INSTRUCTION |
Pull out from the material below all lines with "Deaths".

Figure data in JSON |

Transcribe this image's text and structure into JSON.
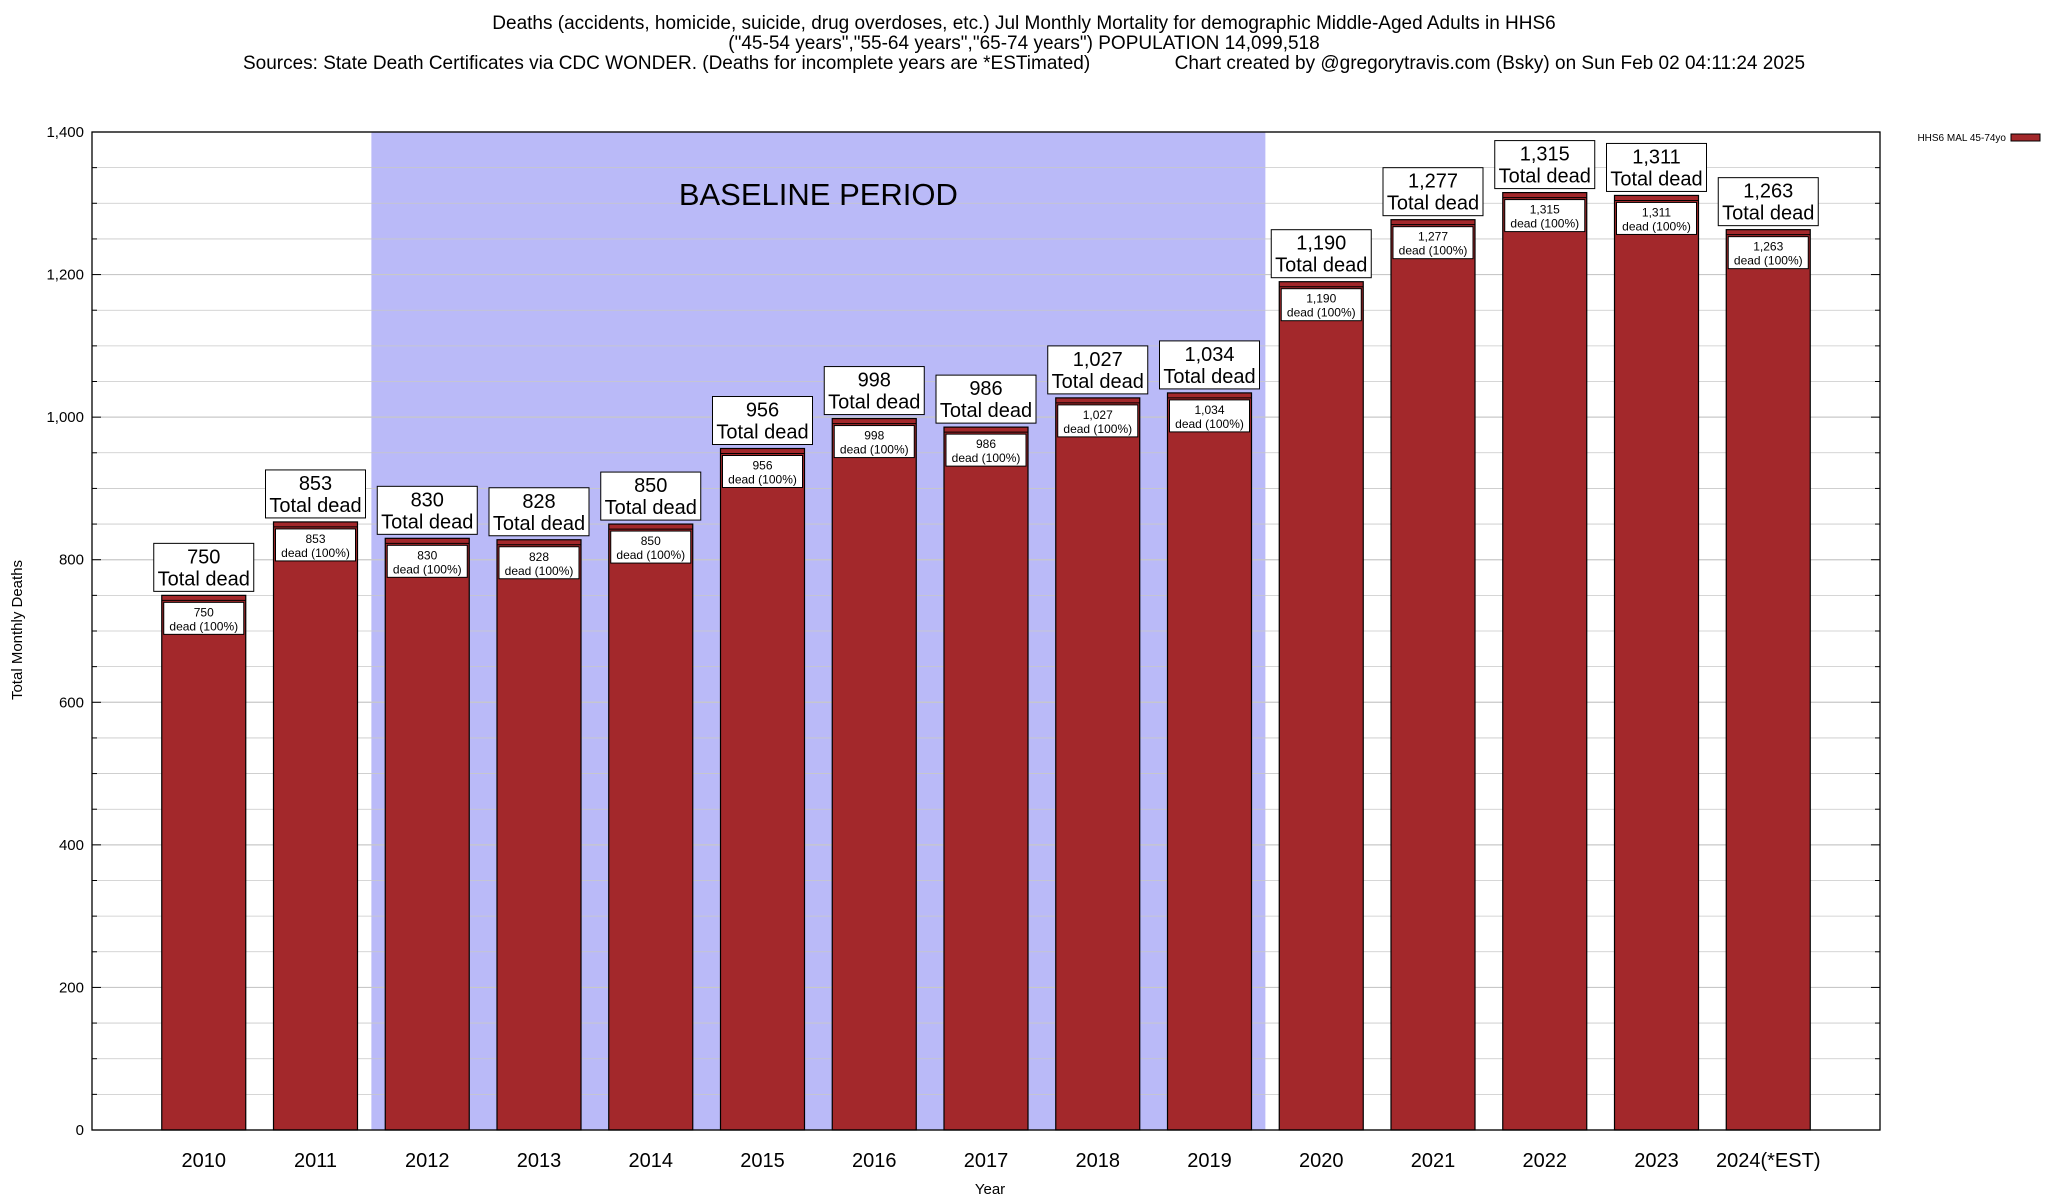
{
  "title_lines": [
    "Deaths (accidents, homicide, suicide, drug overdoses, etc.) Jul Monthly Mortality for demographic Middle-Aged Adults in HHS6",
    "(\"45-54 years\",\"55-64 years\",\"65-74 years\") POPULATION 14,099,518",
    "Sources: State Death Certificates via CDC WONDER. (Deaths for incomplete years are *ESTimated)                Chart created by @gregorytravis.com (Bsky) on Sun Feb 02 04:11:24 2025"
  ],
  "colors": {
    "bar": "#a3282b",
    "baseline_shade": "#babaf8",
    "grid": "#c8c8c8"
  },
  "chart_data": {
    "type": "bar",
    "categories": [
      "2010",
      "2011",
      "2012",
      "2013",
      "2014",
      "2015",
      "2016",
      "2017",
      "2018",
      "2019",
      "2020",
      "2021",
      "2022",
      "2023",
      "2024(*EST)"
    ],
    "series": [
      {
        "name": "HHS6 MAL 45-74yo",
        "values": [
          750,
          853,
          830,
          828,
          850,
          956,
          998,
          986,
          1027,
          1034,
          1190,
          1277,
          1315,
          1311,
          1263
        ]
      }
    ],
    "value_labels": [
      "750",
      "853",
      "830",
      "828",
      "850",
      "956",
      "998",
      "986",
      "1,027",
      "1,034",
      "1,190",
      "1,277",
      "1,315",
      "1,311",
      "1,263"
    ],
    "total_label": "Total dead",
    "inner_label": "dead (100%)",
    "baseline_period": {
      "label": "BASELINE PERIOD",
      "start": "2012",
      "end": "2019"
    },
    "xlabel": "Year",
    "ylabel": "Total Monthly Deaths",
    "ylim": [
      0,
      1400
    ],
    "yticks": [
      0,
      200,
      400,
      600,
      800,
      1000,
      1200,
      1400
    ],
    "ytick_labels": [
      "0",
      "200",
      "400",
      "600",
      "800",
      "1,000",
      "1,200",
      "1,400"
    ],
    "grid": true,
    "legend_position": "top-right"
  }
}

ANSWER TO THE EXERCISE |
    "Deaths (accidents, homicide, suicide, drug overdoses, etc.) Jul Monthly Mortality for demographic Middle-Aged Adults in HHS6",
    "Sources: State Death Certificates via CDC WONDER. (Deaths for incomplete years are *ESTimated)                Chart created by @gregorytravis.com (Bsky) on Sun Feb 02 04:11:24 2025"
    "ylabel": "Total Monthly Deaths",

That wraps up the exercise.